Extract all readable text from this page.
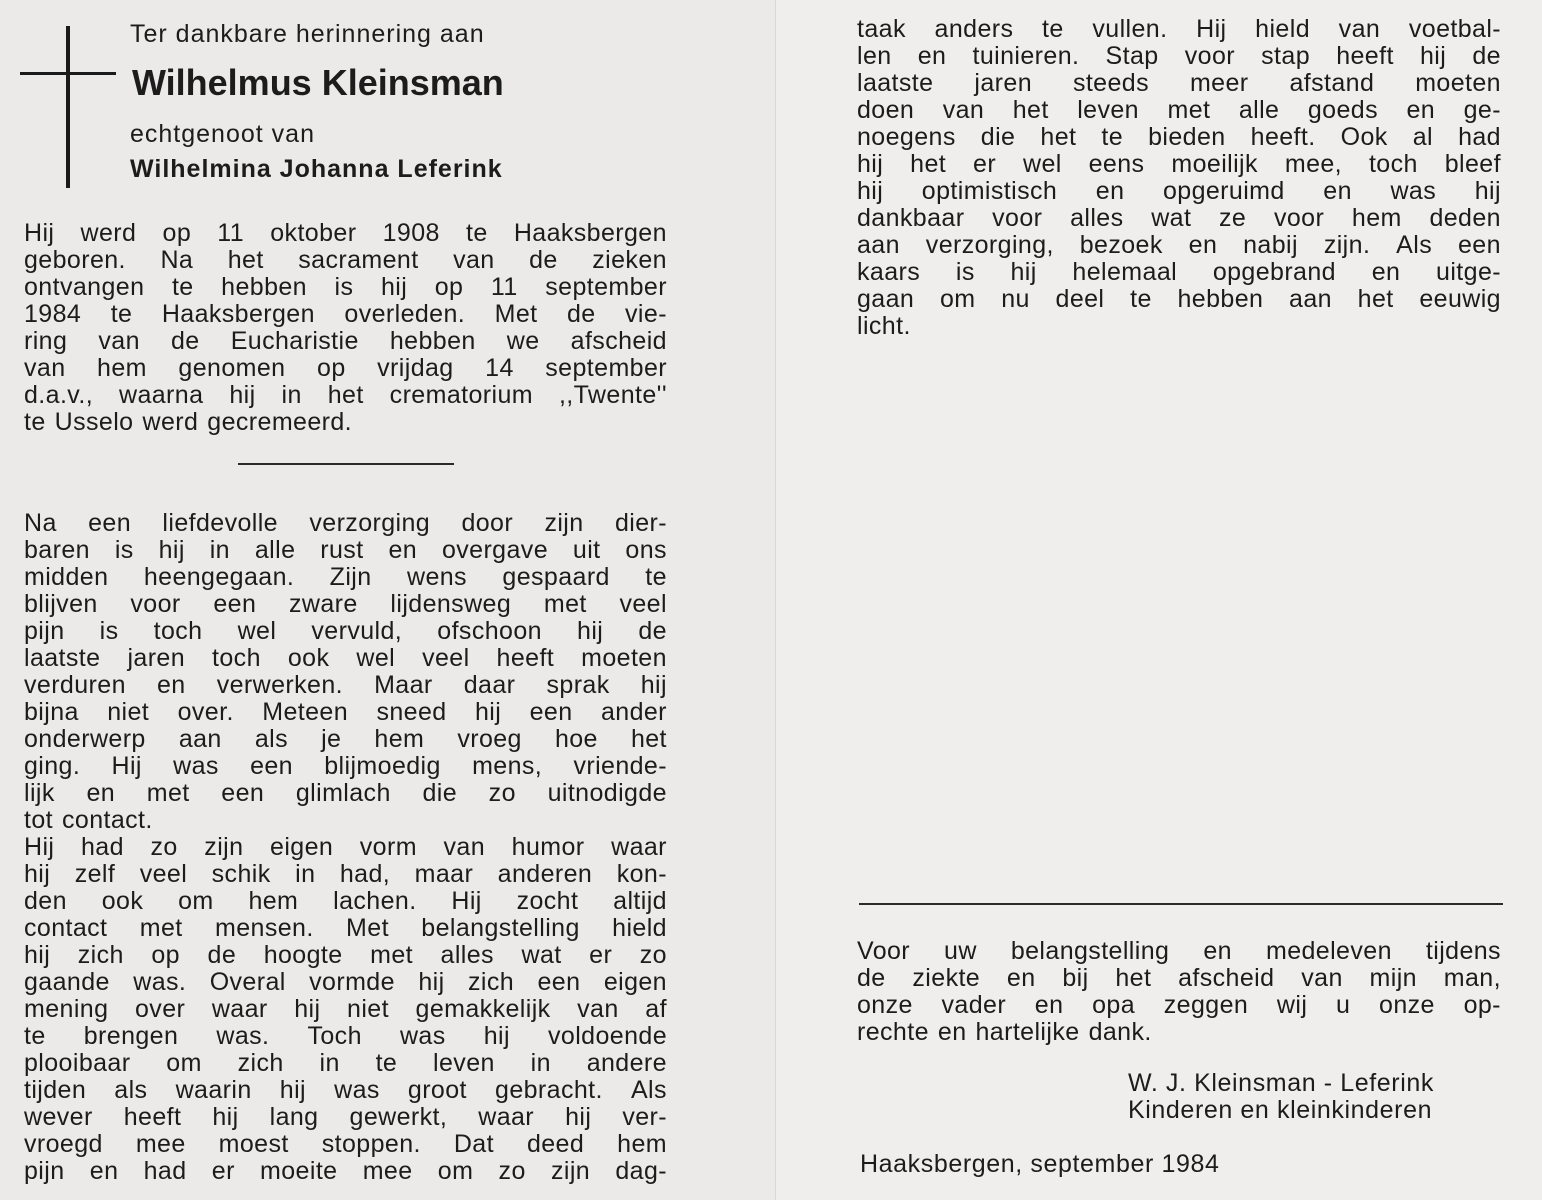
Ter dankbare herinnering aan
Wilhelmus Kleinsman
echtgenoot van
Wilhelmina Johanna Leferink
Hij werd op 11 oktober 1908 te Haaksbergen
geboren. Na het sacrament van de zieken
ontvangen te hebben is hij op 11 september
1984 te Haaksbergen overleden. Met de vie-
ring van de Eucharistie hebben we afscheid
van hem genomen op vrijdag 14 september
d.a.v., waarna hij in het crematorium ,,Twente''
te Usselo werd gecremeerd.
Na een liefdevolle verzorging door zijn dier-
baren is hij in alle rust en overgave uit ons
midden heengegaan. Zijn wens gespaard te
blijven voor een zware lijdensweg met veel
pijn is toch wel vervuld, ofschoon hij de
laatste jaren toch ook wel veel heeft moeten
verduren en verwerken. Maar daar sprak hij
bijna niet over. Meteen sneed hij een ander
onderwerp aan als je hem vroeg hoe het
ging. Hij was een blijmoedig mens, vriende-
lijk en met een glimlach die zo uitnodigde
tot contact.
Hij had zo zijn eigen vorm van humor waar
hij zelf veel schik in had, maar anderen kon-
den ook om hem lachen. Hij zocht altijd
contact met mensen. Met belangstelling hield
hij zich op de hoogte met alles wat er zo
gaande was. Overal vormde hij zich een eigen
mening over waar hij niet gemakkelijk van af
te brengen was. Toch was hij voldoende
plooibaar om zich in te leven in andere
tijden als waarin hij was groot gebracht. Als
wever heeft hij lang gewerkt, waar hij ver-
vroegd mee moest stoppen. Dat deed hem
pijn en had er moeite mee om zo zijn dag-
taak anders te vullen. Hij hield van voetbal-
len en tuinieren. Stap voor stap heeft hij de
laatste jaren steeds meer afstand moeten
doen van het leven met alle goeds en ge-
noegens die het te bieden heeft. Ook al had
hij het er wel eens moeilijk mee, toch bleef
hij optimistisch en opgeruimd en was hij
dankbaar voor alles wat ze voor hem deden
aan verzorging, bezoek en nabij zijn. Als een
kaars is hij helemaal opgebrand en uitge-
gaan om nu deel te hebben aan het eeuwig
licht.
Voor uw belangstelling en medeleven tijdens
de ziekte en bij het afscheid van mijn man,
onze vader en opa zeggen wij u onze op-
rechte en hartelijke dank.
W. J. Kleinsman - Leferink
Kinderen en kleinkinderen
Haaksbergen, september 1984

___

◆ **Exercise**
What lines in the records above include the string "heeft"? Copy each one.

◆ **Task result**
laatste jaren toch ook wel veel heeft moeten
wever heeft hij lang gewerkt, waar hij ver-
len en tuinieren. Stap voor stap heeft hij de
noegens die het te bieden heeft. Ook al had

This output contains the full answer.